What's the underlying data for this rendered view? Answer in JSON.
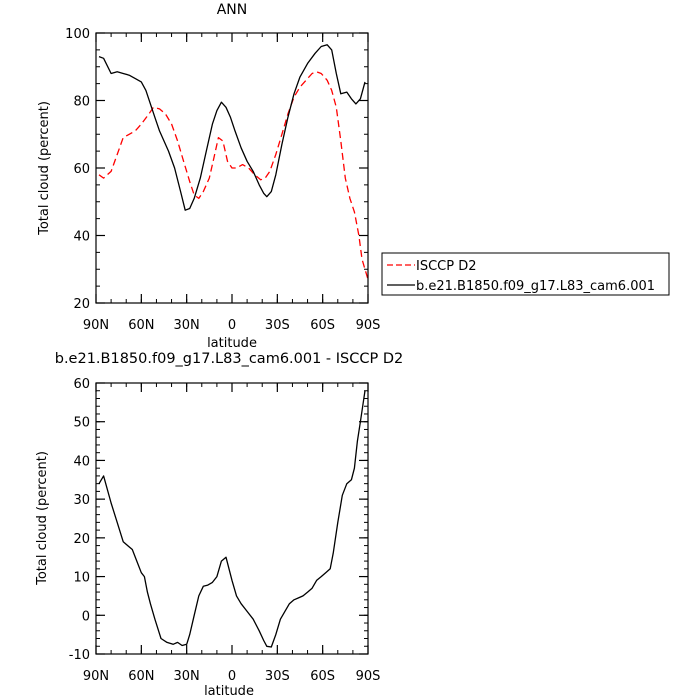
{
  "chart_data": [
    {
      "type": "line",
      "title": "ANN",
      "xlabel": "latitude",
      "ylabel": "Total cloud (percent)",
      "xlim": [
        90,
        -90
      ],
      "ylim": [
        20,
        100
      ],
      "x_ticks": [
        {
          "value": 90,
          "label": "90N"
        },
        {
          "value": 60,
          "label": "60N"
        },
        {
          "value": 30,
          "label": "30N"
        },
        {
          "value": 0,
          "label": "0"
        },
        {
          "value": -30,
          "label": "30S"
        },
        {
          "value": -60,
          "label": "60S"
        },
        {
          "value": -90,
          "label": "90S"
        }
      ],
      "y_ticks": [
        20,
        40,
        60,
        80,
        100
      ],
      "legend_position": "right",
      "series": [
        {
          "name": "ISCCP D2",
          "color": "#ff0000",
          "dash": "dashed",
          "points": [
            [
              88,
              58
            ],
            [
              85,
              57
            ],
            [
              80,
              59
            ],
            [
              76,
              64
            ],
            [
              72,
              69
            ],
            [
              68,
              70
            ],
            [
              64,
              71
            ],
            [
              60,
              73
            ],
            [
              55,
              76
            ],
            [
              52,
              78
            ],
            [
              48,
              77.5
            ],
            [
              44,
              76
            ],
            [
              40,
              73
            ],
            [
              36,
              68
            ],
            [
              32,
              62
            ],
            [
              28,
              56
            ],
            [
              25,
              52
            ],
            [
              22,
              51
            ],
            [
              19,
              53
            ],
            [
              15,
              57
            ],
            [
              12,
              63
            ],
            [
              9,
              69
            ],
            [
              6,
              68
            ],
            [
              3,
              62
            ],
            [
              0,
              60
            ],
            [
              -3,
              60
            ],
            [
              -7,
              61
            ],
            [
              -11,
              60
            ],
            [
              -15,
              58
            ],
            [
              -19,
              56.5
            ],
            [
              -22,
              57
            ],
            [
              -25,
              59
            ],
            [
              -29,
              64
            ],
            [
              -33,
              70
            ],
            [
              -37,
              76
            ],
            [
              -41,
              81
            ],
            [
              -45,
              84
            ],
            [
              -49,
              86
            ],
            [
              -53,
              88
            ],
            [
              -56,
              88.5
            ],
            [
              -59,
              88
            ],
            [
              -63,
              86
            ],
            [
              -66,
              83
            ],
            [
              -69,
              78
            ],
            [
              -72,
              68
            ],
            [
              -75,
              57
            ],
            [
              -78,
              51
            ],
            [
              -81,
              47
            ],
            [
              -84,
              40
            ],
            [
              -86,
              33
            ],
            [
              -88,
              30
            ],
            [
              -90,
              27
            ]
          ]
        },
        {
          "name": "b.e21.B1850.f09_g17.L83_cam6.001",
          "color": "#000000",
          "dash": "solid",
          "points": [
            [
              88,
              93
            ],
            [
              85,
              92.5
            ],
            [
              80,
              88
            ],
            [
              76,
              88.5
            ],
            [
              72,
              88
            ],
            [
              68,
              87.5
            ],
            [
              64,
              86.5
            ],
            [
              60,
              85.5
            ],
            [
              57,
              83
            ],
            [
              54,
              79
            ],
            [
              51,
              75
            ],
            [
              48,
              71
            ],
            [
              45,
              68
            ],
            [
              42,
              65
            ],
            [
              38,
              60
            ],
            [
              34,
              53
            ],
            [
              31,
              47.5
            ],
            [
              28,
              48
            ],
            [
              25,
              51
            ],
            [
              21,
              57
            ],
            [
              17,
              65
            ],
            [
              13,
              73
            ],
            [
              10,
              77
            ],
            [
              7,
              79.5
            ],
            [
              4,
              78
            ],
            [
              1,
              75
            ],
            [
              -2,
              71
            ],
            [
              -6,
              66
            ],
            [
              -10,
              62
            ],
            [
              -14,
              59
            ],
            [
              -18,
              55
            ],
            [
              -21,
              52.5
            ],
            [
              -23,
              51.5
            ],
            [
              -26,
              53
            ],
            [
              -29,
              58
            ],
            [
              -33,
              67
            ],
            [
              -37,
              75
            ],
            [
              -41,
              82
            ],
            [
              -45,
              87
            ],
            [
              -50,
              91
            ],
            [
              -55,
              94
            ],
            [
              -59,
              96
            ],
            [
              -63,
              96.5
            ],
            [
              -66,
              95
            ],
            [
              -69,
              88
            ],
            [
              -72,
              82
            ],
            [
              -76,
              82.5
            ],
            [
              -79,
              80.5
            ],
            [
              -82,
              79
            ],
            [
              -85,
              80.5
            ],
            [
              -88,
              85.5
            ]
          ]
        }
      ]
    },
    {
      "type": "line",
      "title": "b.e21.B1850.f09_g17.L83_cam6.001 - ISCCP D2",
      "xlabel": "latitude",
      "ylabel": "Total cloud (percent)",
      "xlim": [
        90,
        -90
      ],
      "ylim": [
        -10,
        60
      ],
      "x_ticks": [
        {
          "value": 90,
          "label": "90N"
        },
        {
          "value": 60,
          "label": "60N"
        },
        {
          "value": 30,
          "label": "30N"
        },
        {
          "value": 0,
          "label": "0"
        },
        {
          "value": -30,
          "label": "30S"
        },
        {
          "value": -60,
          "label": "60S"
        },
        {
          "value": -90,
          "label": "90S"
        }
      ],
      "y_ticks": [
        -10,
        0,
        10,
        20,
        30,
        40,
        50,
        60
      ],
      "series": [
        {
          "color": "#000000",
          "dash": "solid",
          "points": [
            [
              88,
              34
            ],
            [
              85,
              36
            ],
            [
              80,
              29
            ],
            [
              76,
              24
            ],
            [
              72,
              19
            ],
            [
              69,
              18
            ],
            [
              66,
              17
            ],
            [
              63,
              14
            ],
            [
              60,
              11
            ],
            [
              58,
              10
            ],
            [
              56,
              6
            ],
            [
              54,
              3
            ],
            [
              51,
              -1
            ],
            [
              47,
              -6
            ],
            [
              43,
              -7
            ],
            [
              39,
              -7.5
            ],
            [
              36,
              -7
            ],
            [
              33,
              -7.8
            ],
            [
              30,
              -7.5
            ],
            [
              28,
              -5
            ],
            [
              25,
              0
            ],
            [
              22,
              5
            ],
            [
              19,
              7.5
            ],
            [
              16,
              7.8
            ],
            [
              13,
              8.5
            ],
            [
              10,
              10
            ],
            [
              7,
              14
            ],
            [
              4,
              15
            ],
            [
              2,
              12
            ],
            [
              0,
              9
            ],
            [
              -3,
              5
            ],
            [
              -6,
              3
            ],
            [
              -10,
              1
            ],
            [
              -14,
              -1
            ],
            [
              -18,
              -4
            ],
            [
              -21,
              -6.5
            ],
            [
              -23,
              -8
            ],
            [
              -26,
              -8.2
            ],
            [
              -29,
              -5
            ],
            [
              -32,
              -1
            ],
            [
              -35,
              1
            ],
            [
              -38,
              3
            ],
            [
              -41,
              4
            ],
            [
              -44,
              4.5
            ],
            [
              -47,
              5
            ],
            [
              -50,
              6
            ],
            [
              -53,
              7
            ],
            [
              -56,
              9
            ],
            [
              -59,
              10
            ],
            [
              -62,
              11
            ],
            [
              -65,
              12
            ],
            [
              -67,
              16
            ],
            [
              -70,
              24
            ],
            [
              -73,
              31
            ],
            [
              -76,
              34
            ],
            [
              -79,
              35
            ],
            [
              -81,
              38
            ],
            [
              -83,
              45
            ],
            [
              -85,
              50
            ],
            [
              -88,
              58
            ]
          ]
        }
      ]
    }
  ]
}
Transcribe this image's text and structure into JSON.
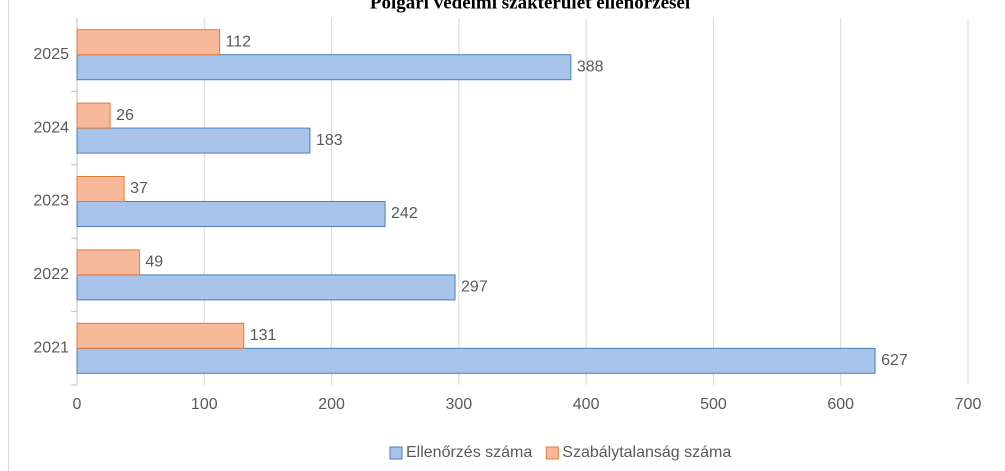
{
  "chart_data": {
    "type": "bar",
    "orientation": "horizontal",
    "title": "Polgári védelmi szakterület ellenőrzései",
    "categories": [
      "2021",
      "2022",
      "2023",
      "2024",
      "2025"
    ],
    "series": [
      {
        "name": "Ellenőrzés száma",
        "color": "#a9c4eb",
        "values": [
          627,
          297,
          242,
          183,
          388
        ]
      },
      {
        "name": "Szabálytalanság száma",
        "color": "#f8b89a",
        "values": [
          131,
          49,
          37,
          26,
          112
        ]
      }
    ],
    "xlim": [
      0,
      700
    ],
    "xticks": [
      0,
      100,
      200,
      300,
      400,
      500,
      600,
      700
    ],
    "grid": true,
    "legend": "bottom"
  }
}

*-*-*

YOUR INSTRUCTIONS: Collect each line above holding the string "name".

WORKED SOLUTION:
          "name": "ISCCP D2",
          "name": "b.e21.B1850.f09_g17.L83_cam6.001",
        "name": "Ellenőrzés száma",
        "name": "Szabálytalanság száma",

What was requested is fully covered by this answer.